What to produce: Find the lines holding "title" and copy them.

Record extracts:

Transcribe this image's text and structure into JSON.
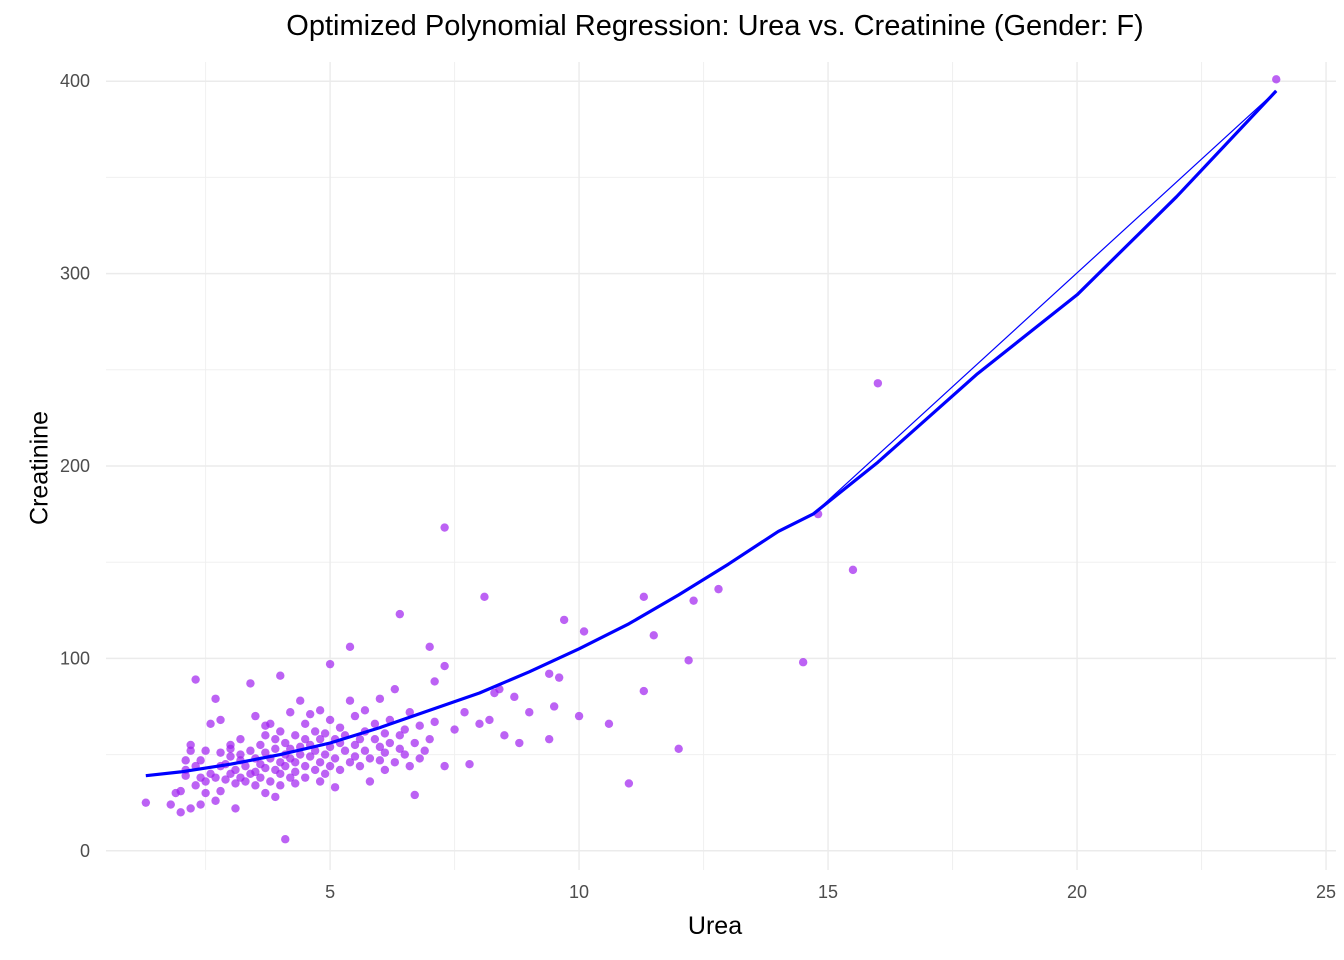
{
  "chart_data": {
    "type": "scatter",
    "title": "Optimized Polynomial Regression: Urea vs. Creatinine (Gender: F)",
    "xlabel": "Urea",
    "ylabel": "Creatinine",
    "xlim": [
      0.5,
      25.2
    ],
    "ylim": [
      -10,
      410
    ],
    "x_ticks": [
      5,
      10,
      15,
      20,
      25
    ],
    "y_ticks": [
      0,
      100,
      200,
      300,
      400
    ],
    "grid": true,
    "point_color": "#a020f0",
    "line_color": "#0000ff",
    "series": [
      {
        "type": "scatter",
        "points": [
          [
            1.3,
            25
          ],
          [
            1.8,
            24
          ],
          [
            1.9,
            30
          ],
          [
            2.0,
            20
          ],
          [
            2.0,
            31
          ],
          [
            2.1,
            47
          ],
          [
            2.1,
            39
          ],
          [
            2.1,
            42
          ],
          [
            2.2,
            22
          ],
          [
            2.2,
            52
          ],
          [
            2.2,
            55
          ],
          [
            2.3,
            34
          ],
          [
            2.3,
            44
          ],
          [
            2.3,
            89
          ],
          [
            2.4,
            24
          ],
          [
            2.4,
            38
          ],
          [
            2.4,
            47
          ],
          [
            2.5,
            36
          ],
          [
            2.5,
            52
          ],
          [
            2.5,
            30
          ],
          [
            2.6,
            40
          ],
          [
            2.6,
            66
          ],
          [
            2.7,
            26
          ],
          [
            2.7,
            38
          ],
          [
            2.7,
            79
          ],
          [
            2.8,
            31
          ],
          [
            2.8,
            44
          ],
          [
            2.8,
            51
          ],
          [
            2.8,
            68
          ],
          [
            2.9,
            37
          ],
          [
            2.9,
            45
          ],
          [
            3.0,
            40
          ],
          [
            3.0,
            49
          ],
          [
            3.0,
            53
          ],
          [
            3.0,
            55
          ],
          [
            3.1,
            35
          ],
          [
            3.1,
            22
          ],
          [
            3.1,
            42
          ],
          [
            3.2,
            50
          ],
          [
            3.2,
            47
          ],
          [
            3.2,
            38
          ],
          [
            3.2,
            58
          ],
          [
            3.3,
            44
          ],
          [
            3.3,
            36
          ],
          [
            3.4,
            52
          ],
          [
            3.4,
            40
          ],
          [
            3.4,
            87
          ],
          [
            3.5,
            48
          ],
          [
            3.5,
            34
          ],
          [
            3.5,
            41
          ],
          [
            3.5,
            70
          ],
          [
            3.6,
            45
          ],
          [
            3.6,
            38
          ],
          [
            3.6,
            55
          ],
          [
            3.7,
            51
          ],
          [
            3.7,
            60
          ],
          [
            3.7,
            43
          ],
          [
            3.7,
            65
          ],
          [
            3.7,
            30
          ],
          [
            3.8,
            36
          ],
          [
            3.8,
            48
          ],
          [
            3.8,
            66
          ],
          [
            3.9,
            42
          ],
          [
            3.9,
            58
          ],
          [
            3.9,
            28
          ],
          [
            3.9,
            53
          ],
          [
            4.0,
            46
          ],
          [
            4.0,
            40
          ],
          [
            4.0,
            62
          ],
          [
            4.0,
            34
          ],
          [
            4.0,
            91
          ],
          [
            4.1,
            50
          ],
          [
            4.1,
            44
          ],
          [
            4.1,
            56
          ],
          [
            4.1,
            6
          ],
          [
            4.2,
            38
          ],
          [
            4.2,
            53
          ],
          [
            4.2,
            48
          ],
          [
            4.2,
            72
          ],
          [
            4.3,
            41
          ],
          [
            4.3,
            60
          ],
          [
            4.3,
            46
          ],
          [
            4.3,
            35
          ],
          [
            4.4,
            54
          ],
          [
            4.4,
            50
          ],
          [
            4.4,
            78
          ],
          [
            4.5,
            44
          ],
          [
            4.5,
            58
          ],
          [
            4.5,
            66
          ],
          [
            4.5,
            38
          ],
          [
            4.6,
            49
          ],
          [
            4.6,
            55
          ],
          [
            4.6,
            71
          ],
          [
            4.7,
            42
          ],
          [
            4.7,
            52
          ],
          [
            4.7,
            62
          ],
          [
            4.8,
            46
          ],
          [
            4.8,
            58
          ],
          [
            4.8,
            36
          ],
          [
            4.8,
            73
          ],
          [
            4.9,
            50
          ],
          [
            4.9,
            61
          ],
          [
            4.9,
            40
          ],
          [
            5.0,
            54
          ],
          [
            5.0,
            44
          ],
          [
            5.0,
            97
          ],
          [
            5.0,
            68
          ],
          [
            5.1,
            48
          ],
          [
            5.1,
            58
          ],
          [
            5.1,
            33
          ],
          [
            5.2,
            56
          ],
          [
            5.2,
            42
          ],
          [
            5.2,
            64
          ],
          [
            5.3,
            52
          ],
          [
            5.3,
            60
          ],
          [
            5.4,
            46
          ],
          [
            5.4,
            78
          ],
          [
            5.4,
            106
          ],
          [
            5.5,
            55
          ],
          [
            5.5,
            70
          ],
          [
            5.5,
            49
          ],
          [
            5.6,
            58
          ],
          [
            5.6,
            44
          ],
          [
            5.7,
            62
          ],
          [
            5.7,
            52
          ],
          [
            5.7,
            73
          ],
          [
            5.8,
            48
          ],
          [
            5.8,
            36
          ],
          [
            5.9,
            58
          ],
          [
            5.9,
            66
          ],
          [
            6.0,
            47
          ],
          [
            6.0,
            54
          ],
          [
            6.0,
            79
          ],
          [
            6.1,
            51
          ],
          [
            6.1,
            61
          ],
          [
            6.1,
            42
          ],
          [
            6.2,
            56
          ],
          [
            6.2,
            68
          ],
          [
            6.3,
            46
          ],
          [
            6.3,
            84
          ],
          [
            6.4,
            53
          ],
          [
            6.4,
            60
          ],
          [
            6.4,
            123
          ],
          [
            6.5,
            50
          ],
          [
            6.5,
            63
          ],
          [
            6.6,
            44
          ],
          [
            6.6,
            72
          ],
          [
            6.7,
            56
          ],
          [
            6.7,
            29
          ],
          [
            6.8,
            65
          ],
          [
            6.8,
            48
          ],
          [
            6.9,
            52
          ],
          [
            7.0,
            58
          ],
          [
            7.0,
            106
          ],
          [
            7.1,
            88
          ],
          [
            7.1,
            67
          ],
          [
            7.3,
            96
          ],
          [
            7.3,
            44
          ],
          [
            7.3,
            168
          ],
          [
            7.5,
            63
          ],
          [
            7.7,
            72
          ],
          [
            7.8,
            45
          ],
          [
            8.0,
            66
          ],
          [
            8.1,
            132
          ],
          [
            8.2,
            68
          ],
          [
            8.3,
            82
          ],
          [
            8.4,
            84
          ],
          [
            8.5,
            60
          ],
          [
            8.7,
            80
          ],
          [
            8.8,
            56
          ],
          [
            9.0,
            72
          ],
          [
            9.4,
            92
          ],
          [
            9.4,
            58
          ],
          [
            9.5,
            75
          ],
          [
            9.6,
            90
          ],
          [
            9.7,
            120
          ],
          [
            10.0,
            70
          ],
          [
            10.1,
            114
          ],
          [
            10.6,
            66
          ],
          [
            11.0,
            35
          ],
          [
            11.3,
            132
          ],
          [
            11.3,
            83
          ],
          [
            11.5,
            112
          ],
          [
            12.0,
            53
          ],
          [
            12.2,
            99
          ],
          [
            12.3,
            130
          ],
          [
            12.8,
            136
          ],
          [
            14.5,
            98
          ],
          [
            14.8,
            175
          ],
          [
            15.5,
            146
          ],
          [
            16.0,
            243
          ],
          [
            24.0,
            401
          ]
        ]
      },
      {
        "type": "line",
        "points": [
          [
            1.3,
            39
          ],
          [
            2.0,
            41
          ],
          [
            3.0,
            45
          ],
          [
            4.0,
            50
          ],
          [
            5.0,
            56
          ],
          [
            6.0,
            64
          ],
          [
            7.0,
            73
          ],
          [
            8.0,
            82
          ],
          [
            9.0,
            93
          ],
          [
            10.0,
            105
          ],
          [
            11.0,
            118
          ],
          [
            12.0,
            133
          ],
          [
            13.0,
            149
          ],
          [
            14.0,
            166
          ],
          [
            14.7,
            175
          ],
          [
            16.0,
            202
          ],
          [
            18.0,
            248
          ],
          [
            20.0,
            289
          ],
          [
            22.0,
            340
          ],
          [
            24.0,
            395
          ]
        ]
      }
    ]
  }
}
==
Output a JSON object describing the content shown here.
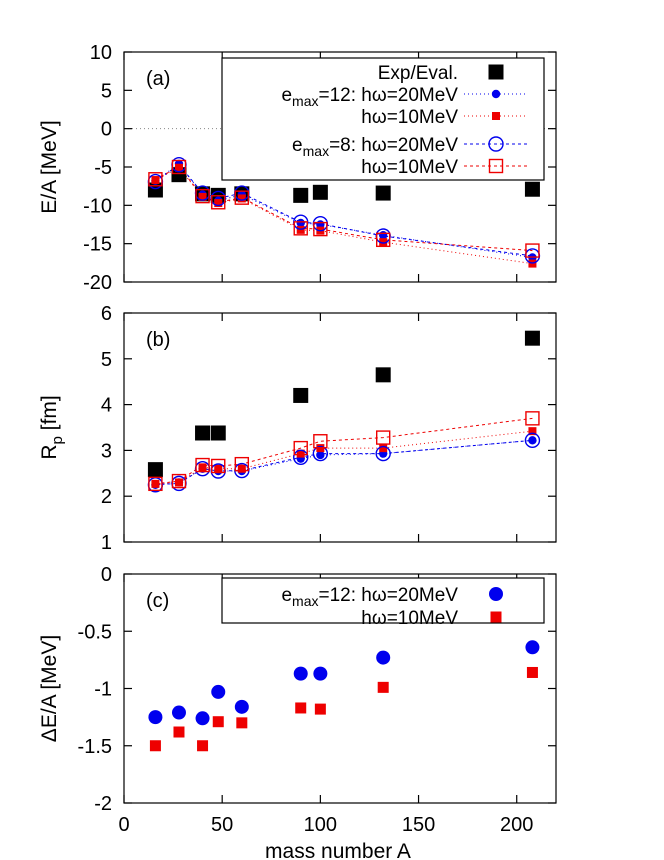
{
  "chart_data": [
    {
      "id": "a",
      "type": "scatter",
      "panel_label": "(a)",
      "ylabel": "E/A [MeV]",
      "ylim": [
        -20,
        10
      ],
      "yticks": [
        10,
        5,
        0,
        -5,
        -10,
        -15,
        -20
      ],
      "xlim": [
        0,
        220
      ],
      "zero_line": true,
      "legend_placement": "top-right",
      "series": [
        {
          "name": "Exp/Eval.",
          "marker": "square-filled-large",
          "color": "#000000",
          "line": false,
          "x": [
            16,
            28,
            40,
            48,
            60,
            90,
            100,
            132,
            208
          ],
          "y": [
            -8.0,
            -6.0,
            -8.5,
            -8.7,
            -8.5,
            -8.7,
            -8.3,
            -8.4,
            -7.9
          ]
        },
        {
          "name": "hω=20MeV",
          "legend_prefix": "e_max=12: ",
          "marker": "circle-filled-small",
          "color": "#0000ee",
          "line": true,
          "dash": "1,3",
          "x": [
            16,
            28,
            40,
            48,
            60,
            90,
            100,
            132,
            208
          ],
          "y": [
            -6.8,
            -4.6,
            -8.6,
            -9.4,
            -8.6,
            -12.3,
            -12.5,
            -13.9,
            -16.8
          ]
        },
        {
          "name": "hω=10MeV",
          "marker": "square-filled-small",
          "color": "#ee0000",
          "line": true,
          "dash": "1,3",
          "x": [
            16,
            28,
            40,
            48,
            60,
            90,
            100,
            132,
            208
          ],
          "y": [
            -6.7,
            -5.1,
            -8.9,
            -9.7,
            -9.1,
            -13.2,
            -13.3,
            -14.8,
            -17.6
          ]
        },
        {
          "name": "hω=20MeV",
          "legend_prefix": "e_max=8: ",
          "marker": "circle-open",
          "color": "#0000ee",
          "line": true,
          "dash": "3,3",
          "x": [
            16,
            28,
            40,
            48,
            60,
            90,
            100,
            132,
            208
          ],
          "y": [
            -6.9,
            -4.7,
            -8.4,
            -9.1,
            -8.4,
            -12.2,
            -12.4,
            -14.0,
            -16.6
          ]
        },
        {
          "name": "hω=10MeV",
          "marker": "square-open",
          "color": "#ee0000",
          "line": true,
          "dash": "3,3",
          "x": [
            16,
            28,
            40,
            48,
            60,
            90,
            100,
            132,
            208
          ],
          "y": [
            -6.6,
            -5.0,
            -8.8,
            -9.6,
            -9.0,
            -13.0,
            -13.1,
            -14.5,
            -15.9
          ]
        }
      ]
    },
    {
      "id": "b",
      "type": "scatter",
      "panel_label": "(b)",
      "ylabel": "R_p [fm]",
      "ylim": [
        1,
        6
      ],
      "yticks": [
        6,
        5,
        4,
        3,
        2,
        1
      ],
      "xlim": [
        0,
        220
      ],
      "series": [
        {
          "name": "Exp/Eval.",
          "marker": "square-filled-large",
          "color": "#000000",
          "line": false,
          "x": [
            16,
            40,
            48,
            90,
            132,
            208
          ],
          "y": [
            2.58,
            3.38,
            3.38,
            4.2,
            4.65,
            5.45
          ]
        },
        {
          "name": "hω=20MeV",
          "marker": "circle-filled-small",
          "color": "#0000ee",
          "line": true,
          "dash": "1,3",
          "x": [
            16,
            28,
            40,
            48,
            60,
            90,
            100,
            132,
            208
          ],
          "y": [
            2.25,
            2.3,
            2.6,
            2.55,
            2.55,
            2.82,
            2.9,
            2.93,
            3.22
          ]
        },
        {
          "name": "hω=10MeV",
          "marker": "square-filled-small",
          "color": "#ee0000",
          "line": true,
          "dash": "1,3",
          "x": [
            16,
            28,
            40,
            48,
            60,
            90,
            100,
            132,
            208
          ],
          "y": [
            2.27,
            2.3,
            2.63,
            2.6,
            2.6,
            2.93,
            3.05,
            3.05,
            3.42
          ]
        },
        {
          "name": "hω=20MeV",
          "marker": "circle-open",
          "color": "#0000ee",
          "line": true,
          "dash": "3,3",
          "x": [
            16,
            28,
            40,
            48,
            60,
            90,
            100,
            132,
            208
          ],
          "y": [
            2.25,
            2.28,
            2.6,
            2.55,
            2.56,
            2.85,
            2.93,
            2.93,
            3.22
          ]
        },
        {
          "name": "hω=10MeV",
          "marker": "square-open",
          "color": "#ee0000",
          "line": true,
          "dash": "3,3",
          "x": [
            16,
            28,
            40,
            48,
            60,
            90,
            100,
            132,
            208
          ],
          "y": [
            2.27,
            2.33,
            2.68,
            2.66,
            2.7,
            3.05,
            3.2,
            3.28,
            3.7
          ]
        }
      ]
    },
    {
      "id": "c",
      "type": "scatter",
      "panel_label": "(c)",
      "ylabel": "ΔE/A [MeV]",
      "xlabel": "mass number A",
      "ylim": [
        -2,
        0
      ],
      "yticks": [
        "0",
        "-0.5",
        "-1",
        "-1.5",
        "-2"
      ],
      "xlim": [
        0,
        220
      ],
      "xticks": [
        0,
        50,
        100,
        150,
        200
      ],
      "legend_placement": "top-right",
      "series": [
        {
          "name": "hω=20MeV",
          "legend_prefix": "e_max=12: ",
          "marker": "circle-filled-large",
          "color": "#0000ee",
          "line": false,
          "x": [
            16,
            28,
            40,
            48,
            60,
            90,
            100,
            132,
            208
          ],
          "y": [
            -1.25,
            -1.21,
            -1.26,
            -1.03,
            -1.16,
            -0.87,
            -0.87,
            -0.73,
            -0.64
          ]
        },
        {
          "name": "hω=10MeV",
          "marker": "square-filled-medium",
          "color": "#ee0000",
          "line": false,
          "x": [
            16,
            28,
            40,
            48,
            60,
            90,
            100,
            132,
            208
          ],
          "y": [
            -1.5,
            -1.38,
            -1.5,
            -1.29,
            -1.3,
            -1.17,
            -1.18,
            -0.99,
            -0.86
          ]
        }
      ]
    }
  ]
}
==
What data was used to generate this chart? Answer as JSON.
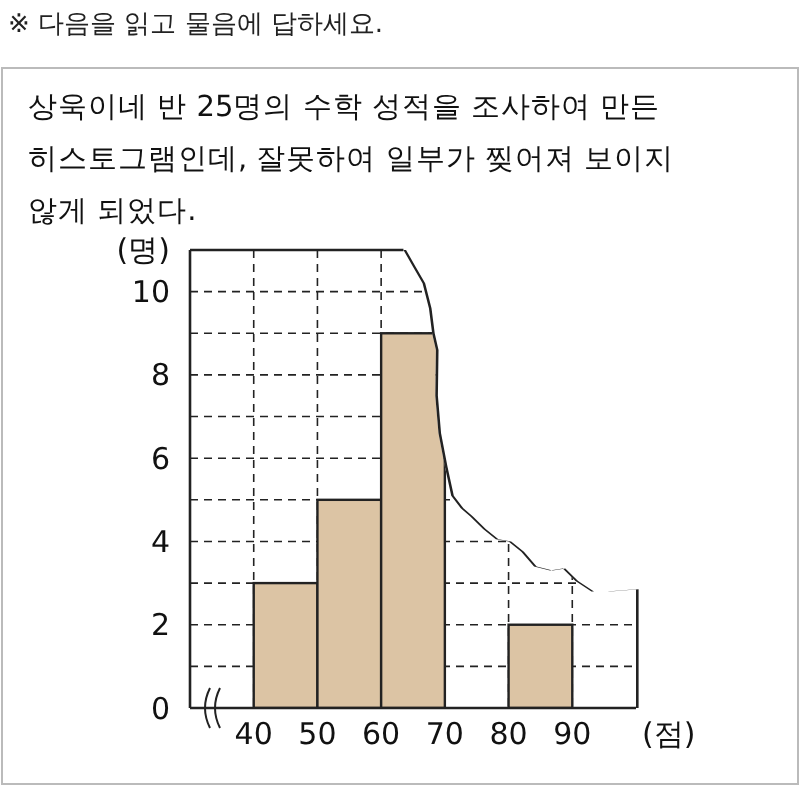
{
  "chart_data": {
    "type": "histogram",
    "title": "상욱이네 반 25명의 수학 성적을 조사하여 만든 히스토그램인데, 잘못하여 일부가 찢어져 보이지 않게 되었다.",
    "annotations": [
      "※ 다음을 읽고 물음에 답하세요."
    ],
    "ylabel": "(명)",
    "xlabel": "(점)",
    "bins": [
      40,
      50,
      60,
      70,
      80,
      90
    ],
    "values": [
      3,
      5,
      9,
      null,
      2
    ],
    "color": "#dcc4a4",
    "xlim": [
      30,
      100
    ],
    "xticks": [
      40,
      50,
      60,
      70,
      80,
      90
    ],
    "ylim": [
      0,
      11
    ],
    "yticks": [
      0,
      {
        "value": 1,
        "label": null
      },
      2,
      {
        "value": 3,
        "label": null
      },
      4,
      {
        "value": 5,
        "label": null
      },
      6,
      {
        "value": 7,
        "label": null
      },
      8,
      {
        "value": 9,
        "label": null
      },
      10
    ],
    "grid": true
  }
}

The answer:
    "title": "Optimized Polynomial Regression: Urea vs. Creatinine (Gender: F)",
    "title": "상욱이네 반 25명의 수학 성적을 조사하여 만든 히스토그램인데, 잘못하여 일부가 찢어져 보이지 않게 되었다.",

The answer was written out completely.